_PASSAGE GIVEN:_
Predictions for 2018


A decade following the Great Recession, developed markets are set to return to the "old normal." With the first interest rate hikes at the Bank of England and the ramp up in hikes at the Federal Reserve, central banks are signaling, "growth is back." While the European Central Bank has yet to raise rates, it is also signaling European markets are ready for higher rates by tapering bond buying, de facto raising the cost of money.

Across the pond, the recent tax bill signed into law this past week by President Trump will help alleviate rising financing expenses and give the Fed even more room to tighten in 2018. The question now is when is tight, too tight? Tightening past the equilibrium level of interest rates or the "natural rate" will cause a slowdown in markets and trigger another major recession. All eyes will be on the Fed and it's speed of raising rates to deal with as-of-yet tame inflation.

The new tax code will likely cause an increase in income inequality with corporations rewarding upper management with the lion's share of tax savings before spreading the remainder with employees. This will mean less disposable income for the masses and not enough "trickle-down" income for households to consume. Lower consumer consumption will trigger the next recession, and we start the process all over again. These are the reasons why I think the Fed will be unable to raise rates three times in 2018. While lower rates mean a lower dollar and cheaper commodity prices, ceteris paribus, emerging markets will only benefit if the impending U.S. economic malaise is brief. A major shock anywhere in the world will cause a "flight to quality" and all developing markets will suffer.

_WHAT IS NEEDED:_ Echo word for word the part of the 2018 predictions text starting at "Across the pond, the" and ending at "as-of-yet tame inflation.".

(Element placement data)
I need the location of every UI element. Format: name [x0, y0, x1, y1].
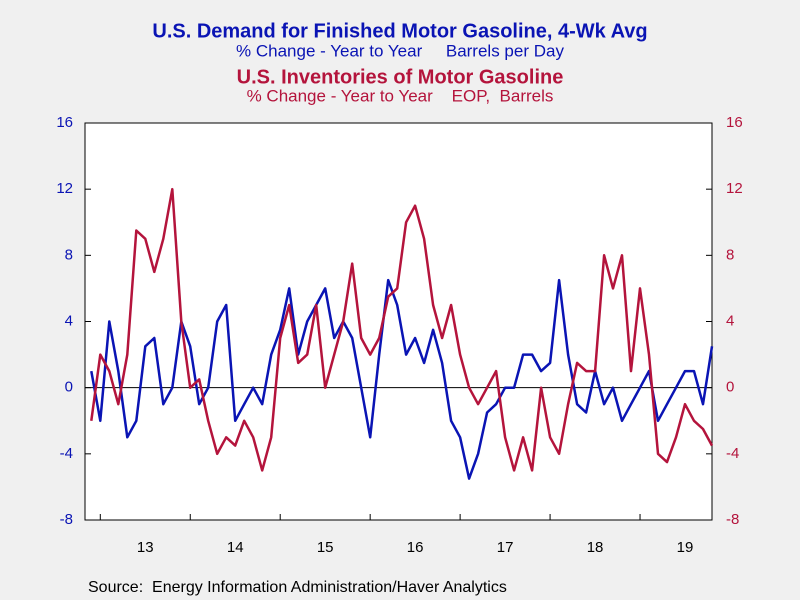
y-tick-label: -8 [60, 511, 73, 528]
y2-tick-label: 8 [726, 246, 734, 263]
y-tick-label: -4 [60, 445, 73, 462]
plot-area [84, 122, 713, 521]
title: U.S. Inventories of Motor Gasoline [237, 66, 564, 88]
x-tick-label: 19 [677, 539, 694, 556]
series-line [90, 187, 714, 472]
y-tick-label: 12 [56, 180, 73, 197]
x-tick-label: 15 [317, 539, 334, 556]
x-tick-label: 18 [587, 539, 604, 556]
y-tick-label: 0 [65, 379, 73, 396]
y2-tick-label: 12 [726, 180, 743, 197]
series-line [90, 278, 714, 480]
source: Source: Energy Information Administratio… [88, 579, 507, 596]
y-tick-label: 16 [56, 114, 73, 131]
y2-tick-label: 16 [726, 114, 743, 131]
subtitle: % Change - Year to Year EOP, Barrels [247, 86, 554, 105]
x-tick-label: 13 [137, 539, 154, 556]
title: U.S. Demand for Finished Motor Gasoline,… [152, 20, 647, 42]
subtitle: % Change - Year to Year Barrels per Day [236, 41, 564, 60]
x-tick-label: 14 [227, 539, 244, 556]
y2-tick-label: -4 [726, 445, 739, 462]
y2-tick-label: -8 [726, 511, 739, 528]
x-tick-label: 17 [497, 539, 514, 556]
y2-tick-label: 0 [726, 379, 734, 396]
y-tick-label: 8 [65, 246, 73, 263]
x-tick-label: 16 [407, 539, 424, 556]
y-tick-label: 4 [65, 312, 73, 329]
y2-tick-label: 4 [726, 312, 734, 329]
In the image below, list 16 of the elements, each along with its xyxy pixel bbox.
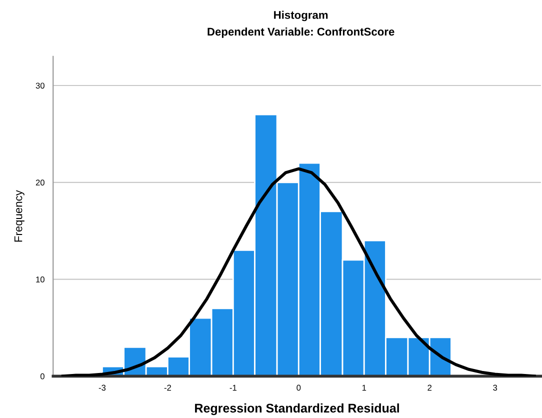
y-tick-label: 30 <box>36 82 44 89</box>
x-tick-label: -3 <box>98 384 106 391</box>
x-tick-label: -2 <box>164 384 171 391</box>
line-series <box>61 167 536 376</box>
x-tick-label: -1 <box>230 384 236 391</box>
x-tick-label: 2 <box>428 384 432 391</box>
chart-subtitle: Dependent Variable: ConfrontScore <box>208 27 394 38</box>
x-tick-label: 1 <box>362 384 366 391</box>
y-tick-label: 0 <box>40 373 44 380</box>
chart-title: Histogram <box>274 10 328 22</box>
y-axis-title: Frequency <box>14 190 24 242</box>
x-tick-label: 0 <box>296 384 301 391</box>
x-tick-label: 3 <box>493 384 498 391</box>
y-tick-label: 20 <box>36 180 44 186</box>
x-axis-title: Regression Standardized Residual <box>195 403 399 416</box>
y-tick-label: 10 <box>36 276 44 282</box>
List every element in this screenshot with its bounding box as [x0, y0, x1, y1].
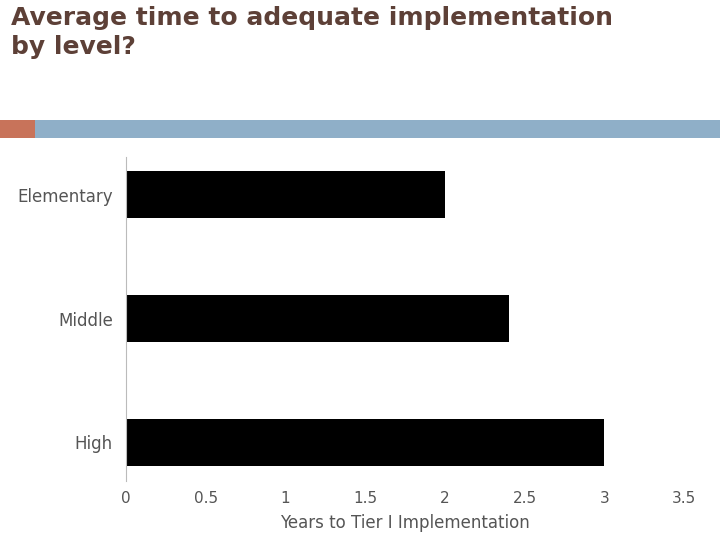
Bar: [126, 295, 508, 342]
Bar: [126, 171, 445, 218]
X-axis label: Years to Tier I Implementation: Years to Tier I Implementation: [280, 514, 530, 532]
Bar: [0, 120, 35, 138]
Bar: [126, 419, 604, 466]
Text: Average time to adequate implementation
by level?: Average time to adequate implementation …: [11, 6, 613, 59]
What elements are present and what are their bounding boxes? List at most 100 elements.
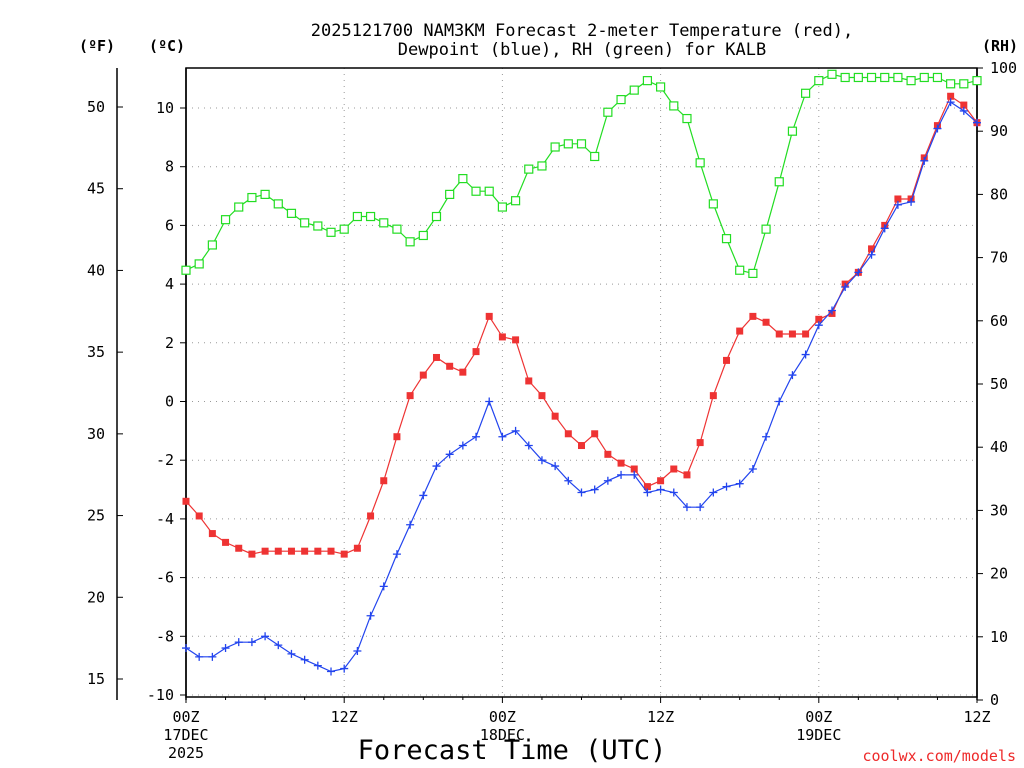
temperature-point [749, 312, 757, 320]
rh-tick-label: 70 [990, 249, 1008, 267]
rh-point [774, 177, 784, 187]
celsius-tick-label: -6 [156, 569, 174, 587]
axes [116, 67, 983, 703]
rh-tick-label: 90 [990, 122, 1008, 140]
rh-point [959, 79, 969, 89]
labels: 2025121700 NAM3KM Forecast 2-meter Tempe… [79, 21, 1018, 766]
fahrenheit-tick-label: 45 [87, 180, 105, 198]
celsius-tick-label: 0 [165, 393, 174, 411]
x-tick-label: 19DEC [796, 726, 841, 744]
temperature-point [301, 547, 309, 555]
celsius-tick-label: -2 [156, 451, 174, 469]
rh-point [181, 265, 191, 275]
rh-point [695, 158, 705, 168]
temperature-point [894, 195, 902, 203]
rh-point [431, 211, 442, 222]
rh-point [326, 227, 336, 237]
x-tick-label: 18DEC [480, 726, 525, 744]
rh-point [418, 230, 428, 241]
dewpoint-point [603, 476, 612, 485]
rh-point [260, 189, 270, 199]
fahrenheit-tick-label: 50 [87, 98, 105, 116]
temperature-point [287, 547, 295, 555]
series [181, 69, 982, 676]
rh-point [234, 202, 244, 212]
fahrenheit-tick-label: 25 [87, 507, 105, 525]
credit-text: coolwx.com/models [862, 747, 1016, 765]
temperature-point [485, 312, 493, 320]
temperature-point [604, 450, 612, 458]
temperature-point [195, 512, 203, 520]
rh-point [906, 76, 916, 86]
temperature-point [248, 550, 256, 558]
temperature-point [696, 439, 704, 447]
rh-point [379, 218, 389, 228]
rh-point [247, 192, 257, 203]
dewpoint-point [762, 432, 771, 441]
temperature-point [960, 101, 968, 109]
celsius-tick-label: 4 [165, 275, 174, 293]
temperature-point [261, 547, 269, 555]
temperature-point [222, 538, 230, 546]
x-tick-label: 17DEC [163, 726, 208, 744]
dewpoint-point [234, 638, 243, 647]
rh-point [286, 208, 297, 218]
dewpoint-point [933, 124, 942, 133]
rh-point [576, 139, 587, 149]
temperature-point [340, 550, 348, 558]
rh-point [339, 224, 349, 234]
temperature-point [670, 465, 678, 473]
dewpoint-point [788, 371, 797, 380]
fahrenheit-tick-label: 40 [87, 261, 105, 279]
dewpoint-point [498, 432, 507, 441]
x-tick-label: 00Z [805, 708, 832, 726]
dewpoint-point [287, 649, 296, 658]
dewpoint-point [920, 156, 929, 165]
rh-point [458, 174, 468, 184]
temperature-point [419, 371, 427, 379]
celsius-tick-label: 2 [165, 334, 174, 352]
rh-point [629, 85, 639, 95]
temperature-point [564, 430, 572, 438]
temperature-point [802, 330, 810, 338]
rh-tick-label: 30 [990, 501, 1008, 519]
rh-point [866, 72, 877, 83]
dewpoint-point [656, 485, 665, 494]
dewpoint-point [946, 98, 955, 107]
rh-tick-label: 40 [990, 438, 1008, 456]
rh-point [392, 224, 402, 234]
rh-point [352, 211, 362, 222]
rh-point [814, 76, 824, 86]
rh-point [655, 82, 666, 92]
dewpoint-point [221, 644, 230, 653]
dewpoint-point [907, 197, 916, 206]
rh-tick-label: 80 [990, 185, 1008, 203]
dewpoint-point [208, 652, 217, 661]
rh-point [787, 126, 798, 136]
temperature-point [208, 530, 216, 538]
rh-tick-label: 50 [990, 375, 1008, 393]
dewpoint-point [880, 224, 889, 233]
dewpoint-point [340, 664, 349, 673]
rh-point [510, 196, 521, 206]
dewpoint-point [300, 655, 309, 664]
temperature-point [472, 348, 480, 356]
dewpoint-point [709, 488, 718, 497]
temperature-point [446, 362, 454, 370]
rh-point [748, 268, 758, 278]
dewpoint-point [973, 118, 981, 127]
x-tick-label: 12Z [331, 708, 358, 726]
temperature-point [723, 356, 731, 364]
rh-point [946, 79, 956, 89]
dewpoint-point [682, 503, 691, 512]
dewpoint-point [353, 646, 362, 655]
dewpoint-point [722, 482, 731, 491]
rh-point [721, 234, 732, 244]
rh-point [220, 215, 231, 225]
dewpoint-point [524, 441, 533, 450]
rh-point [524, 164, 534, 174]
celsius-tick-label: -4 [156, 510, 174, 528]
rh-point [893, 72, 903, 83]
rh-point [932, 72, 943, 83]
dewpoint-point [577, 488, 586, 497]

_RESULT OF THE EXERCISE:_
Across the pond, the recent tax bill signed into law this past week by President Trump will help alleviate rising financing expenses and give the Fed even more room to tighten in 2018. The question now is when is tight, too tight? Tightening past the equilibrium level of interest rates or the "natural rate" will cause a slowdown in markets and trigger another major recession. All eyes will be on the Fed and it's speed of raising rates to deal with as-of-yet tame inflation.